Extracted data entries:
** start **
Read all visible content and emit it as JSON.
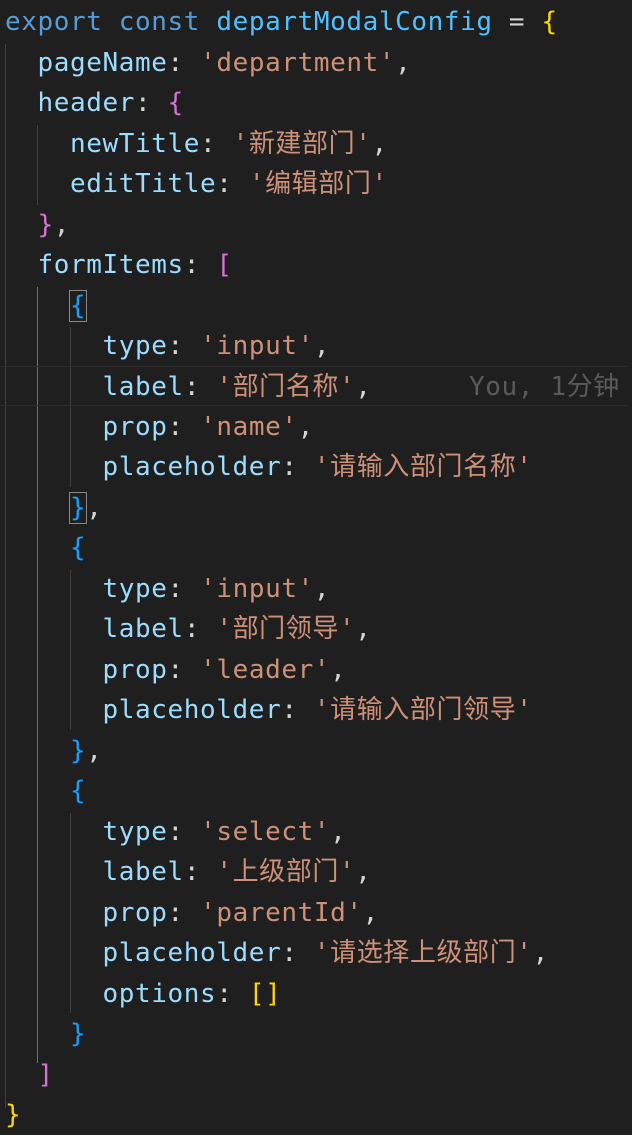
{
  "code": {
    "export_kw": "export",
    "const_kw": "const",
    "var_name": "departModalConfig",
    "eq": "=",
    "page_name_key": "pageName",
    "page_name_val": "'department'",
    "header_key": "header",
    "new_title_key": "newTitle",
    "new_title_val": "'新建部门'",
    "edit_title_key": "editTitle",
    "edit_title_val": "'编辑部门'",
    "form_items_key": "formItems",
    "items": [
      {
        "type_key": "type",
        "type_val": "'input'",
        "label_key": "label",
        "label_val": "'部门名称'",
        "prop_key": "prop",
        "prop_val": "'name'",
        "placeholder_key": "placeholder",
        "placeholder_val": "'请输入部门名称'"
      },
      {
        "type_key": "type",
        "type_val": "'input'",
        "label_key": "label",
        "label_val": "'部门领导'",
        "prop_key": "prop",
        "prop_val": "'leader'",
        "placeholder_key": "placeholder",
        "placeholder_val": "'请输入部门领导'"
      },
      {
        "type_key": "type",
        "type_val": "'select'",
        "label_key": "label",
        "label_val": "'上级部门'",
        "prop_key": "prop",
        "prop_val": "'parentId'",
        "placeholder_key": "placeholder",
        "placeholder_val": "'请选择上级部门'",
        "options_key": "options"
      }
    ],
    "blame_annotation": "You, 1分钟"
  },
  "colors": {
    "background": "#1f1f1f",
    "keyword": "#569cd6",
    "constant": "#4fc1ff",
    "property": "#9cdcfe",
    "string": "#ce9178",
    "bracket_level_1": "#ffd700",
    "bracket_level_2": "#da70d6",
    "bracket_level_3": "#179fff"
  }
}
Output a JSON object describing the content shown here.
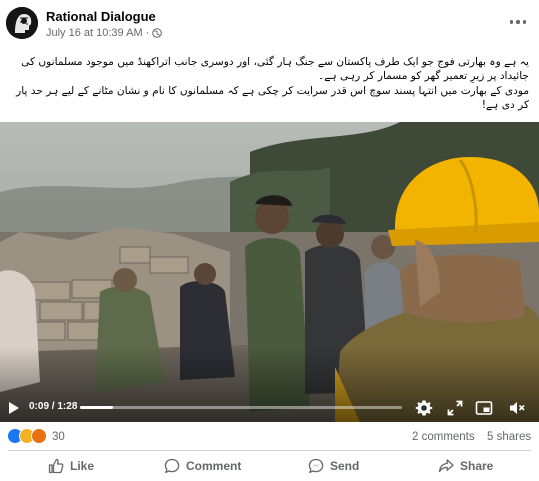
{
  "post": {
    "author": "Rational Dialogue",
    "date": "July 16 at 10:39 AM",
    "separator": "·",
    "caption": [
      "یہ ہے وہ بھارتی فوج جو ایک طرف پاکستان سے جنگ ہار گئی، اور دوسری جانب اتراکھنڈ میں موجود مسلمانوں کی جائیداد پر زیرِ تعمیر گھر کو مسمار کر رہی ہے۔",
      "مودی کے بھارت میں انتہا پسند سوچ اس قدر سرایت کر چکی ہے کہ مسلمانوں کا نام و نشان مٹانے کے لیے ہر حد پار کر دی ہے!"
    ]
  },
  "video": {
    "current_time": "0:09",
    "total_time": "1:28",
    "time_separator": " / ",
    "progress": 0.102
  },
  "stats": {
    "reaction_count": "30",
    "comments": "2 comments",
    "shares": "5 shares"
  },
  "actions": {
    "like": "Like",
    "comment": "Comment",
    "send": "Send",
    "share": "Share"
  },
  "colors": {
    "secondary_text": "#65676b",
    "like_blue": "#1877f2",
    "haha_yellow": "#f7b125",
    "angry_red": "#e9710f",
    "helmet_yellow": "#f2b400"
  },
  "icons": [
    "globe-icon",
    "more-options-icon",
    "play-icon",
    "settings-icon",
    "fullscreen-icon",
    "pip-icon",
    "volume-icon",
    "like-icon",
    "comment-icon",
    "send-icon",
    "share-icon"
  ]
}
** end **
Every record must be copied exactly, with images dropped from the result.

### Answer to the problem
Read all visible content and emit it as JSON.
{
  "code": {
    "export_kw": "export",
    "const_kw": "const",
    "var_name": "departModalConfig",
    "eq": "=",
    "page_name_key": "pageName",
    "page_name_val": "'department'",
    "header_key": "header",
    "new_title_key": "newTitle",
    "new_title_val": "'新建部门'",
    "edit_title_key": "editTitle",
    "edit_title_val": "'编辑部门'",
    "form_items_key": "formItems",
    "items": [
      {
        "type_key": "type",
        "type_val": "'input'",
        "label_key": "label",
        "label_val": "'部门名称'",
        "prop_key": "prop",
        "prop_val": "'name'",
        "placeholder_key": "placeholder",
        "placeholder_val": "'请输入部门名称'"
      },
      {
        "type_key": "type",
        "type_val": "'input'",
        "label_key": "label",
        "label_val": "'部门领导'",
        "prop_key": "prop",
        "prop_val": "'leader'",
        "placeholder_key": "placeholder",
        "placeholder_val": "'请输入部门领导'"
      },
      {
        "type_key": "type",
        "type_val": "'select'",
        "label_key": "label",
        "label_val": "'上级部门'",
        "prop_key": "prop",
        "prop_val": "'parentId'",
        "placeholder_key": "placeholder",
        "placeholder_val": "'请选择上级部门'",
        "options_key": "options"
      }
    ],
    "blame_annotation": "You, 1分钟"
  },
  "colors": {
    "background": "#1f1f1f",
    "keyword": "#569cd6",
    "constant": "#4fc1ff",
    "property": "#9cdcfe",
    "string": "#ce9178",
    "bracket_level_1": "#ffd700",
    "bracket_level_2": "#da70d6",
    "bracket_level_3": "#179fff"
  }
}
Output a JSON object describing the content shown here.
{
  "post": {
    "author": "Rational Dialogue",
    "date": "July 16 at 10:39 AM",
    "separator": "·",
    "caption": [
      "یہ ہے وہ بھارتی فوج جو ایک طرف پاکستان سے جنگ ہار گئی، اور دوسری جانب اتراکھنڈ میں موجود مسلمانوں کی جائیداد پر زیرِ تعمیر گھر کو مسمار کر رہی ہے۔",
      "مودی کے بھارت میں انتہا پسند سوچ اس قدر سرایت کر چکی ہے کہ مسلمانوں کا نام و نشان مٹانے کے لیے ہر حد پار کر دی ہے!"
    ]
  },
  "video": {
    "current_time": "0:09",
    "total_time": "1:28",
    "time_separator": " / ",
    "progress": 0.102
  },
  "stats": {
    "reaction_count": "30",
    "comments": "2 comments",
    "shares": "5 shares"
  },
  "actions": {
    "like": "Like",
    "comment": "Comment",
    "send": "Send",
    "share": "Share"
  },
  "colors": {
    "secondary_text": "#65676b",
    "like_blue": "#1877f2",
    "haha_yellow": "#f7b125",
    "angry_red": "#e9710f",
    "helmet_yellow": "#f2b400"
  },
  "icons": [
    "globe-icon",
    "more-options-icon",
    "play-icon",
    "settings-icon",
    "fullscreen-icon",
    "pip-icon",
    "volume-icon",
    "like-icon",
    "comment-icon",
    "send-icon",
    "share-icon"
  ]
}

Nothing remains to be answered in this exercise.